● TASK: Each entry below is to be duplicated verbatim.

● DATASET EXCERPTS:
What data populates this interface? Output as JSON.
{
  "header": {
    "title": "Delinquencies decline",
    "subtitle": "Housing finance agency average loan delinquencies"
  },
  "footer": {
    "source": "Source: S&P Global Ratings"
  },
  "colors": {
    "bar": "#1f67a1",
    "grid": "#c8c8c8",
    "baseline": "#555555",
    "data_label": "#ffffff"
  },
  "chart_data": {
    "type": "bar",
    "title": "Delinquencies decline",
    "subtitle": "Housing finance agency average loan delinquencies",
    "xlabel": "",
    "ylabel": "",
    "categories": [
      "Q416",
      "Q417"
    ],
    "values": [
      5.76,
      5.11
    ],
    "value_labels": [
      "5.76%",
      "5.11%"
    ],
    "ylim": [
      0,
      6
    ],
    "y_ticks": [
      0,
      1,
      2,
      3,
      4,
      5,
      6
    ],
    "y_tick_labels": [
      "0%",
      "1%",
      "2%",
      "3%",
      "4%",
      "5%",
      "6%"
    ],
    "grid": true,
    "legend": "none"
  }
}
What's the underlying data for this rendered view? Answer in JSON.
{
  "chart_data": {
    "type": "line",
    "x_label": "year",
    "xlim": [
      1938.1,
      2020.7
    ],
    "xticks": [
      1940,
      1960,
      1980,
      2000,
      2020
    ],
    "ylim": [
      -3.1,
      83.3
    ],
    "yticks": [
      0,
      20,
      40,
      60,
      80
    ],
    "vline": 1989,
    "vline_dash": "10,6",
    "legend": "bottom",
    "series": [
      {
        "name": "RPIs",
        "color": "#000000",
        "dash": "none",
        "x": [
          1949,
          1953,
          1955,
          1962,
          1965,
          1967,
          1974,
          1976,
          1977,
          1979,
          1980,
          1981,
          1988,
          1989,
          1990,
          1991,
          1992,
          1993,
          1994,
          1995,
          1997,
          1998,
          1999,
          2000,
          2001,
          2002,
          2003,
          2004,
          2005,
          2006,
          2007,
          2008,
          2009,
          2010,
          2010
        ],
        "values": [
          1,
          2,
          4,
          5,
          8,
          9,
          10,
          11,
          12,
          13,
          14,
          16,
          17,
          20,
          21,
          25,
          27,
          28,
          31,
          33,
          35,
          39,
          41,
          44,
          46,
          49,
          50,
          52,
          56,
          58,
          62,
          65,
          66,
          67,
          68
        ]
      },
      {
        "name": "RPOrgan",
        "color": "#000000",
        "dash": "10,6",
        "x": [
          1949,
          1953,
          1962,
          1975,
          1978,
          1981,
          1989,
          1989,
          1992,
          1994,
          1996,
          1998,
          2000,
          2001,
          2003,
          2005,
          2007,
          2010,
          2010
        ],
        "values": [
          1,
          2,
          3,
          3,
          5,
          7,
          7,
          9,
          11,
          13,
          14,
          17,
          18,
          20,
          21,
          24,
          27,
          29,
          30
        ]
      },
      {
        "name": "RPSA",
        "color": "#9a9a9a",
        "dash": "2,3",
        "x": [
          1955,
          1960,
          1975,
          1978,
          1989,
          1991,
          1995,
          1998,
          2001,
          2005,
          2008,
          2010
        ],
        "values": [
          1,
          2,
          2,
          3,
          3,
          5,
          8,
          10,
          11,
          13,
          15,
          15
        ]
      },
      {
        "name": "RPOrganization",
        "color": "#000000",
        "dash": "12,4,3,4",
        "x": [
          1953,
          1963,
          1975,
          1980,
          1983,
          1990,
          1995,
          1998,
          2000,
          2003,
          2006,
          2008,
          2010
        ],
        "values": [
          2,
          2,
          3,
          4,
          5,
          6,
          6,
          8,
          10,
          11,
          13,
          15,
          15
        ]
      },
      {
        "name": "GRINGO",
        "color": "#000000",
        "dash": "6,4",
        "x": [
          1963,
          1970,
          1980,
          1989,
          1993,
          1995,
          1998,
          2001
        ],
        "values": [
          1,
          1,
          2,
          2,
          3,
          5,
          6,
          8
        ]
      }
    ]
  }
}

● RESULT OF THE EXERCISE:
What data populates this interface? Output as JSON.
{
  "header": {
    "title": "Delinquencies decline",
    "subtitle": "Housing finance agency average loan delinquencies"
  },
  "footer": {
    "source": "Source: S&P Global Ratings"
  },
  "colors": {
    "bar": "#1f67a1",
    "grid": "#c8c8c8",
    "baseline": "#555555",
    "data_label": "#ffffff"
  },
  "chart_data": {
    "type": "bar",
    "title": "Delinquencies decline",
    "subtitle": "Housing finance agency average loan delinquencies",
    "xlabel": "",
    "ylabel": "",
    "categories": [
      "Q416",
      "Q417"
    ],
    "values": [
      5.76,
      5.11
    ],
    "value_labels": [
      "5.76%",
      "5.11%"
    ],
    "ylim": [
      0,
      6
    ],
    "y_ticks": [
      0,
      1,
      2,
      3,
      4,
      5,
      6
    ],
    "y_tick_labels": [
      "0%",
      "1%",
      "2%",
      "3%",
      "4%",
      "5%",
      "6%"
    ],
    "grid": true,
    "legend": "none"
  }
}
What's the underlying data for this rendered view? Answer in JSON.
{
  "chart_data": {
    "type": "line",
    "x_label": "year",
    "xlim": [
      1938.1,
      2020.7
    ],
    "xticks": [
      1940,
      1960,
      1980,
      2000,
      2020
    ],
    "ylim": [
      -3.1,
      83.3
    ],
    "yticks": [
      0,
      20,
      40,
      60,
      80
    ],
    "vline": 1989,
    "vline_dash": "10,6",
    "legend": "bottom",
    "series": [
      {
        "name": "RPIs",
        "color": "#000000",
        "dash": "none",
        "x": [
          1949,
          1953,
          1955,
          1962,
          1965,
          1967,
          1974,
          1976,
          1977,
          1979,
          1980,
          1981,
          1988,
          1989,
          1990,
          1991,
          1992,
          1993,
          1994,
          1995,
          1997,
          1998,
          1999,
          2000,
          2001,
          2002,
          2003,
          2004,
          2005,
          2006,
          2007,
          2008,
          2009,
          2010,
          2010
        ],
        "values": [
          1,
          2,
          4,
          5,
          8,
          9,
          10,
          11,
          12,
          13,
          14,
          16,
          17,
          20,
          21,
          25,
          27,
          28,
          31,
          33,
          35,
          39,
          41,
          44,
          46,
          49,
          50,
          52,
          56,
          58,
          62,
          65,
          66,
          67,
          68
        ]
      },
      {
        "name": "RPOrgan",
        "color": "#000000",
        "dash": "10,6",
        "x": [
          1949,
          1953,
          1962,
          1975,
          1978,
          1981,
          1989,
          1989,
          1992,
          1994,
          1996,
          1998,
          2000,
          2001,
          2003,
          2005,
          2007,
          2010,
          2010
        ],
        "values": [
          1,
          2,
          3,
          3,
          5,
          7,
          7,
          9,
          11,
          13,
          14,
          17,
          18,
          20,
          21,
          24,
          27,
          29,
          30
        ]
      },
      {
        "name": "RPSA",
        "color": "#9a9a9a",
        "dash": "2,3",
        "x": [
          1955,
          1960,
          1975,
          1978,
          1989,
          1991,
          1995,
          1998,
          2001,
          2005,
          2008,
          2010
        ],
        "values": [
          1,
          2,
          2,
          3,
          3,
          5,
          8,
          10,
          11,
          13,
          15,
          15
        ]
      },
      {
        "name": "RPOrganization",
        "color": "#000000",
        "dash": "12,4,3,4",
        "x": [
          1953,
          1963,
          1975,
          1980,
          1983,
          1990,
          1995,
          1998,
          2000,
          2003,
          2006,
          2008,
          2010
        ],
        "values": [
          2,
          2,
          3,
          4,
          5,
          6,
          6,
          8,
          10,
          11,
          13,
          15,
          15
        ]
      },
      {
        "name": "GRINGO",
        "color": "#000000",
        "dash": "6,4",
        "x": [
          1963,
          1970,
          1980,
          1989,
          1993,
          1995,
          1998,
          2001
        ],
        "values": [
          1,
          1,
          2,
          2,
          3,
          5,
          6,
          8
        ]
      }
    ]
  }
}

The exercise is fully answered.